▶ **REQUIRED TASK**
Where a line holds the string "actions", return that line.

Stored data
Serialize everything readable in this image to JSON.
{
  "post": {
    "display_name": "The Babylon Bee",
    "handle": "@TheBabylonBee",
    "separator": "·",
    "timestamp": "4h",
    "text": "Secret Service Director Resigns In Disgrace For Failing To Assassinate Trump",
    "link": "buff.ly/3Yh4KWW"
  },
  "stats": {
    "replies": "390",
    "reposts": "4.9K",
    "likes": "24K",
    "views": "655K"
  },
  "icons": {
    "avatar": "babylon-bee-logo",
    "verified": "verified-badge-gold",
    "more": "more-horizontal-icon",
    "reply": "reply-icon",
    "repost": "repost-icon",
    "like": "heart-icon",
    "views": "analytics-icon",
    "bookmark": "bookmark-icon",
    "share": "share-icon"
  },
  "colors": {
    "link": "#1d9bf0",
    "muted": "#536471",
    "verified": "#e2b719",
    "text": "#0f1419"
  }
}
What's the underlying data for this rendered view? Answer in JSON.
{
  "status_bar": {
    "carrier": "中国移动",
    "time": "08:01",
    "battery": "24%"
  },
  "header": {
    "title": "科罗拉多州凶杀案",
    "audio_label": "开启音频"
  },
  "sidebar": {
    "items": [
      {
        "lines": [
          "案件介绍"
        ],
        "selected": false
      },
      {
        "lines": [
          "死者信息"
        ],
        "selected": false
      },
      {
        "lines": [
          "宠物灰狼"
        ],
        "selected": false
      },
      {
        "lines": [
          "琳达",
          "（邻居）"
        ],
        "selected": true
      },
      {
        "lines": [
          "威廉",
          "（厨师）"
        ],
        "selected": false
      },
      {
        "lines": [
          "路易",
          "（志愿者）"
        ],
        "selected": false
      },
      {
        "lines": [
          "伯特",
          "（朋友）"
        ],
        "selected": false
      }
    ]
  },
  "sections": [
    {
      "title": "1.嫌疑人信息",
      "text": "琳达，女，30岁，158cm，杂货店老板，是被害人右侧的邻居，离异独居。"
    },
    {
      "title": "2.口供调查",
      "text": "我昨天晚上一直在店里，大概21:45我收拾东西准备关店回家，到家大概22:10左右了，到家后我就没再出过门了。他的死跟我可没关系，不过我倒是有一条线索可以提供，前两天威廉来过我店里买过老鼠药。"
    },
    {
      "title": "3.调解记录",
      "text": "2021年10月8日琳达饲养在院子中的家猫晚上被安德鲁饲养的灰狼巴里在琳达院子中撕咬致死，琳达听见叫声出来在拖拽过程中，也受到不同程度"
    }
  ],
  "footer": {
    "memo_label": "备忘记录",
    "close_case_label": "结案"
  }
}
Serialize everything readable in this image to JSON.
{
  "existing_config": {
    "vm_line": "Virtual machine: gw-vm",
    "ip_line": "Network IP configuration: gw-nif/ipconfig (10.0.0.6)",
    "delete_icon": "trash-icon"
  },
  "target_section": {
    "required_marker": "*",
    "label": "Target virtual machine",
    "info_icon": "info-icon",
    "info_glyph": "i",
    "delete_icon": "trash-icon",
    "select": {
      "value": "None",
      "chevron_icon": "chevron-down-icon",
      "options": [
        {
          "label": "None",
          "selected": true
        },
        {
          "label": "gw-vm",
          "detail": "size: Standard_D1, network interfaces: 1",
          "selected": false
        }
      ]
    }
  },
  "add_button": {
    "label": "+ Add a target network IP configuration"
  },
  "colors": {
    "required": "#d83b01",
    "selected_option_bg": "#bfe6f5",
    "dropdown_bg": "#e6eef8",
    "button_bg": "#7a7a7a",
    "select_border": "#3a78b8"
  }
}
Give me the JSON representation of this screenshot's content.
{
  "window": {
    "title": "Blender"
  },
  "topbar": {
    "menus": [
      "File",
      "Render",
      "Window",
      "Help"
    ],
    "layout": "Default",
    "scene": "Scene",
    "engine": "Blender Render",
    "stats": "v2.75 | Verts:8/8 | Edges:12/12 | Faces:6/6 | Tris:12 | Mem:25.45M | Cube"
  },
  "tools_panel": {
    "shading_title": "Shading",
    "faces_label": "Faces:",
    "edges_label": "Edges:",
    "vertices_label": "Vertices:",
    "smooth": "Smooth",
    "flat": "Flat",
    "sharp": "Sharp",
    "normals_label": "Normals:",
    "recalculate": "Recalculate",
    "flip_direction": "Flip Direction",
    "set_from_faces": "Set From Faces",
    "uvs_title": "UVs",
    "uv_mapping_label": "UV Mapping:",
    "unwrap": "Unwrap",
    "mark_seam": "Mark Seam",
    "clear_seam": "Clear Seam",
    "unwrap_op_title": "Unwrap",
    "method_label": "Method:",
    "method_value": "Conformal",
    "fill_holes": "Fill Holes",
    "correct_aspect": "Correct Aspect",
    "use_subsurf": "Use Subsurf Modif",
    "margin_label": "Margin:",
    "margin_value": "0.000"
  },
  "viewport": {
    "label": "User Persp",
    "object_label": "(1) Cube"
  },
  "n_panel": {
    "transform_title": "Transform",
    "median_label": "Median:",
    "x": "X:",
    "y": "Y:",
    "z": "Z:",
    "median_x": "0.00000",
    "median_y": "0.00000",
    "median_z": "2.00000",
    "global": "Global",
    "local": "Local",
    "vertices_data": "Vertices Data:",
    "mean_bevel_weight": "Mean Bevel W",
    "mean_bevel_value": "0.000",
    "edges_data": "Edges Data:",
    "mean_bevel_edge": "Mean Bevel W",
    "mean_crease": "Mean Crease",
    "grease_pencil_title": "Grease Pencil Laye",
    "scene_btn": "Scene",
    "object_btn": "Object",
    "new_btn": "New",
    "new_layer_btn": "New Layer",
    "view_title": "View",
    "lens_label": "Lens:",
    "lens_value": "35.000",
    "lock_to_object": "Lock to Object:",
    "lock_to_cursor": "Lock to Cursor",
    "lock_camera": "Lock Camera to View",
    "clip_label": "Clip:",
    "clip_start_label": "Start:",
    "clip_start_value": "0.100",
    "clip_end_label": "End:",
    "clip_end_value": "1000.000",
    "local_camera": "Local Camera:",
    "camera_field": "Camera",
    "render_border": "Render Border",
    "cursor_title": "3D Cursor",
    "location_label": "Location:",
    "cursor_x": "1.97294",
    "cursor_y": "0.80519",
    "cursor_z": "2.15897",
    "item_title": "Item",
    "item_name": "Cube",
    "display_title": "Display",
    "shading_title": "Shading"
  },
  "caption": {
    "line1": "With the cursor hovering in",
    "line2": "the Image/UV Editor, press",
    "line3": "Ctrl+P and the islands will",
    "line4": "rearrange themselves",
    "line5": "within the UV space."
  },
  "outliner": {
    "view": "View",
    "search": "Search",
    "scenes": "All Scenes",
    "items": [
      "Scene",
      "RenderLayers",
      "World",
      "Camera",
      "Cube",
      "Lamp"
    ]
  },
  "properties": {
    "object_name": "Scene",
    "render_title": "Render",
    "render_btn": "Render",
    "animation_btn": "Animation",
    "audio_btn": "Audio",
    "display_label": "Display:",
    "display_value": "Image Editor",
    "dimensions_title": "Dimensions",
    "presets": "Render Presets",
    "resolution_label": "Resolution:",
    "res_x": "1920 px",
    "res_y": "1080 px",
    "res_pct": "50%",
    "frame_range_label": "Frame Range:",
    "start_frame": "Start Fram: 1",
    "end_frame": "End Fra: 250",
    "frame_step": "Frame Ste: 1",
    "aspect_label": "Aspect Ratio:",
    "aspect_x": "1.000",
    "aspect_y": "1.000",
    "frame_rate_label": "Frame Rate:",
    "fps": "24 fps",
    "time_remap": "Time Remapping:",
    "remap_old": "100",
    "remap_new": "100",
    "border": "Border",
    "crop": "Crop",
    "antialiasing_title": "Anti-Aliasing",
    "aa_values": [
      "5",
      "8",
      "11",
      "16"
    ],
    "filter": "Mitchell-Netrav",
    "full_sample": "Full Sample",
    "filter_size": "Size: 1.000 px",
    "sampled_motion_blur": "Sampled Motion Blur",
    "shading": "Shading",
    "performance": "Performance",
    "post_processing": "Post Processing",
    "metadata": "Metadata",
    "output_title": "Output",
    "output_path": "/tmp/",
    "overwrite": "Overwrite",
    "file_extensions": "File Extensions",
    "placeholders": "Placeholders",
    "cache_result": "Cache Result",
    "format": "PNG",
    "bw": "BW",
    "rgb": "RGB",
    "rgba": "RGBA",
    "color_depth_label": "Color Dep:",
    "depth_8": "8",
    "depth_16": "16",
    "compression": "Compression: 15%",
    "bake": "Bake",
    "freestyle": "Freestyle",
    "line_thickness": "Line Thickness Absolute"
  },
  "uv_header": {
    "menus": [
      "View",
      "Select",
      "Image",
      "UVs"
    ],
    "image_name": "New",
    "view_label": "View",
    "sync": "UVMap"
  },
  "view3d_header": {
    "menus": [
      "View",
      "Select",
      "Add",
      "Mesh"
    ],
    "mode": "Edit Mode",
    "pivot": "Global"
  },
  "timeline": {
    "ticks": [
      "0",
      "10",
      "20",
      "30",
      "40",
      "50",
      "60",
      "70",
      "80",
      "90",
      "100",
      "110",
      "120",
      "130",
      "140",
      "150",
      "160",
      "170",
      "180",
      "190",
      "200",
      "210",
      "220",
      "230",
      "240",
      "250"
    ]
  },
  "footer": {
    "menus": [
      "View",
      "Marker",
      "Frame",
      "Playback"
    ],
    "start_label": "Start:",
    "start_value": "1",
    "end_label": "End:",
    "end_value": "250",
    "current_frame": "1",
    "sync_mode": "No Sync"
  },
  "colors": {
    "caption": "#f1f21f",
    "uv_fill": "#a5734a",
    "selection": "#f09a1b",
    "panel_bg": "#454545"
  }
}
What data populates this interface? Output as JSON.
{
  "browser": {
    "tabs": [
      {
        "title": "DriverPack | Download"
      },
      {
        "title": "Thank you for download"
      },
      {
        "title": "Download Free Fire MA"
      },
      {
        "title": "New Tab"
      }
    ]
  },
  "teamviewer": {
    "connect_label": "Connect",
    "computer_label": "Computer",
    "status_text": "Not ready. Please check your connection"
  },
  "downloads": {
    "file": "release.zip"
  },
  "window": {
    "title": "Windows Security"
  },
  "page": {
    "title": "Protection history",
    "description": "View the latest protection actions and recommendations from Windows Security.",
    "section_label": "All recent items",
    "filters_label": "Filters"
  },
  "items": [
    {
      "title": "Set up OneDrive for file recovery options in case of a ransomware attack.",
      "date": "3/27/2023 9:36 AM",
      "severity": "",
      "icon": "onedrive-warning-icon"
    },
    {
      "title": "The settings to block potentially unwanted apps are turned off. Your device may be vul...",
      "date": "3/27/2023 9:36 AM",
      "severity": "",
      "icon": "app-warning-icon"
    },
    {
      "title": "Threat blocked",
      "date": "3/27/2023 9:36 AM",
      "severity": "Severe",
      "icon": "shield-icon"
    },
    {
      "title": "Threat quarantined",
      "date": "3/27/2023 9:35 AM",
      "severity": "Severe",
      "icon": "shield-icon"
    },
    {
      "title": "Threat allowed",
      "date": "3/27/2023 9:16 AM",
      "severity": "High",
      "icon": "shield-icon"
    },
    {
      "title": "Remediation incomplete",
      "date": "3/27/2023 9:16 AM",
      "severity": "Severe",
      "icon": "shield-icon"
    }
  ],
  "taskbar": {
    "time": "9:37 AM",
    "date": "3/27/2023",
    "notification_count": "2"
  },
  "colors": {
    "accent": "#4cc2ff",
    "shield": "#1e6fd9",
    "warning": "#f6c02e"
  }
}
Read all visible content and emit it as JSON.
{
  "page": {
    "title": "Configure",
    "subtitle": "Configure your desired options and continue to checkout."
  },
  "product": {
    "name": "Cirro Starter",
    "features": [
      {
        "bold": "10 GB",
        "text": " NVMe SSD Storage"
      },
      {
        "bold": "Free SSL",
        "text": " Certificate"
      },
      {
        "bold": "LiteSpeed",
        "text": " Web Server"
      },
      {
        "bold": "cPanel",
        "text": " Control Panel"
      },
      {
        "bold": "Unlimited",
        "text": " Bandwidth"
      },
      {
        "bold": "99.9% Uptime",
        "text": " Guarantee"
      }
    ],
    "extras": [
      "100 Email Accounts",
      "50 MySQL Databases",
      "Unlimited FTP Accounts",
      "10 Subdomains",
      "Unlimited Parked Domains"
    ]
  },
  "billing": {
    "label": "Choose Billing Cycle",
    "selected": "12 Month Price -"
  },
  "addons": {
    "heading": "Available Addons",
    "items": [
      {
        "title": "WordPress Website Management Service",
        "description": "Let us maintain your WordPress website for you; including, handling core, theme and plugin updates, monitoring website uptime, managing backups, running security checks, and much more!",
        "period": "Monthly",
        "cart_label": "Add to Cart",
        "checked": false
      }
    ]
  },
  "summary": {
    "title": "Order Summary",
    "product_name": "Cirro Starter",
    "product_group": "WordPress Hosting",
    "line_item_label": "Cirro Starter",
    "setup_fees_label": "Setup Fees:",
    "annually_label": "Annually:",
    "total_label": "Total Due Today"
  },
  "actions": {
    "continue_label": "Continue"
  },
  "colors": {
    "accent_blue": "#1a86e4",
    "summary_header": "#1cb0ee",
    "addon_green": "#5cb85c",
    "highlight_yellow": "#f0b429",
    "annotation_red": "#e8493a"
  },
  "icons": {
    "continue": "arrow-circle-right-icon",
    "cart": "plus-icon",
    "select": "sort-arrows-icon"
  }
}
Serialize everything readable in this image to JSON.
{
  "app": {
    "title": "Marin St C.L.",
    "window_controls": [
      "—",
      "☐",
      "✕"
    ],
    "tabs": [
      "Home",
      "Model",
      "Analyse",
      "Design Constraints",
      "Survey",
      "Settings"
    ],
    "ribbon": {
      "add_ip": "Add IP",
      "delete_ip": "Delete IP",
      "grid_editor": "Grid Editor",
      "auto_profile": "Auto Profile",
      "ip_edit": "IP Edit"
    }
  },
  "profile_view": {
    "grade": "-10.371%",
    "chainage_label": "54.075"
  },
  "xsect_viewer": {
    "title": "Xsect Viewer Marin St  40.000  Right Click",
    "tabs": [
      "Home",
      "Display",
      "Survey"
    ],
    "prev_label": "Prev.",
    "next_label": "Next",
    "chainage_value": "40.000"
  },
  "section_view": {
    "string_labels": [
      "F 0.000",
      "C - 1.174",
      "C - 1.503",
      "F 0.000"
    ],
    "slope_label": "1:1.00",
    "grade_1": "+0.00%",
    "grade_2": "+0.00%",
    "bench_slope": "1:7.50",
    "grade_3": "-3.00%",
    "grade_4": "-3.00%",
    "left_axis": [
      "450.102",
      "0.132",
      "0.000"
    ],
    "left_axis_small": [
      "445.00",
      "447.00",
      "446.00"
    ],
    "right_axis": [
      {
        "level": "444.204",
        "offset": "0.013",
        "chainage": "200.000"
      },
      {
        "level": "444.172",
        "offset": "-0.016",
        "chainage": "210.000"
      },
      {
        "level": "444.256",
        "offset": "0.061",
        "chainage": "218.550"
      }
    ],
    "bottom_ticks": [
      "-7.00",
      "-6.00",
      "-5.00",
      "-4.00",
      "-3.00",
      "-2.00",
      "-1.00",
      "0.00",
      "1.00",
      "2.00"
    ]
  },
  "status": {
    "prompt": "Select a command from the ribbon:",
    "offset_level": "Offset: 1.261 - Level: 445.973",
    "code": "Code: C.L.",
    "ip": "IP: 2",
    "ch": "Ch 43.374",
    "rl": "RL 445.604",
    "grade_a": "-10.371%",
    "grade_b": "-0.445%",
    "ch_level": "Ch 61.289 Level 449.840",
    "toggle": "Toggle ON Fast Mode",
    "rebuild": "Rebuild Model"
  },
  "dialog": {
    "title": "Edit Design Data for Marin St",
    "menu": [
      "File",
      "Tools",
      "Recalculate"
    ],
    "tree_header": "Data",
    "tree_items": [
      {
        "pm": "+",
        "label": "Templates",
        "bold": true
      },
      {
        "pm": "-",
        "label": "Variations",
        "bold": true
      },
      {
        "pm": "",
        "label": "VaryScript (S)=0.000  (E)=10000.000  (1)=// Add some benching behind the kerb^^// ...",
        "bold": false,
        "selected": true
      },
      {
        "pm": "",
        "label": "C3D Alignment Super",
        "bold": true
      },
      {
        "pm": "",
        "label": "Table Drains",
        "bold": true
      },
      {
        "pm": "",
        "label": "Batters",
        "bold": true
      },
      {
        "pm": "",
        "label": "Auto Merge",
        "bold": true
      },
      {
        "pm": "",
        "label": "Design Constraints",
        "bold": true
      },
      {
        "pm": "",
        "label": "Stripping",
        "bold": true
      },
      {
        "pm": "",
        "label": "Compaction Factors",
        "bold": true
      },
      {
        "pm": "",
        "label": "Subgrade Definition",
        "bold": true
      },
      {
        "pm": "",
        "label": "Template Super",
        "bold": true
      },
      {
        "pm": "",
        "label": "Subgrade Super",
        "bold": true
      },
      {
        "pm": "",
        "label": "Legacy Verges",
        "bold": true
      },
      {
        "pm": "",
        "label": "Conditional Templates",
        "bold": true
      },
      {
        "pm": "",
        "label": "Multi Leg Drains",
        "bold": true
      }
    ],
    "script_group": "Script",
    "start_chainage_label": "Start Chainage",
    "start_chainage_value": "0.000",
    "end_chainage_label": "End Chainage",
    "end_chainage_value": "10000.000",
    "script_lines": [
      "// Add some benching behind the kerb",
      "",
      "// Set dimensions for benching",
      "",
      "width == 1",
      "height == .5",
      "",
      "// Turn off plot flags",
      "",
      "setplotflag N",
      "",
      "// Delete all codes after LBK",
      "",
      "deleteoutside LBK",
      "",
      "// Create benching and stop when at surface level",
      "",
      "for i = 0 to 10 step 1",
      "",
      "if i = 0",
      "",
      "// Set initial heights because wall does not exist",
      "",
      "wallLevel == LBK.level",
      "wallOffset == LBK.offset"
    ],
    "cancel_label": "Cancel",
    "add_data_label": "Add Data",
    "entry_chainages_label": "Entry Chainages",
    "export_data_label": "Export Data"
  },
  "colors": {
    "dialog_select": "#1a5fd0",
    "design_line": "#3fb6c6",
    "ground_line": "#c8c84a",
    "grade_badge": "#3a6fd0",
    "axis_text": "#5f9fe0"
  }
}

▶ **RESPONSE TO THIS TASK**
    "description": "View the latest protection actions and recommendations from Windows Security.",
  "actions": {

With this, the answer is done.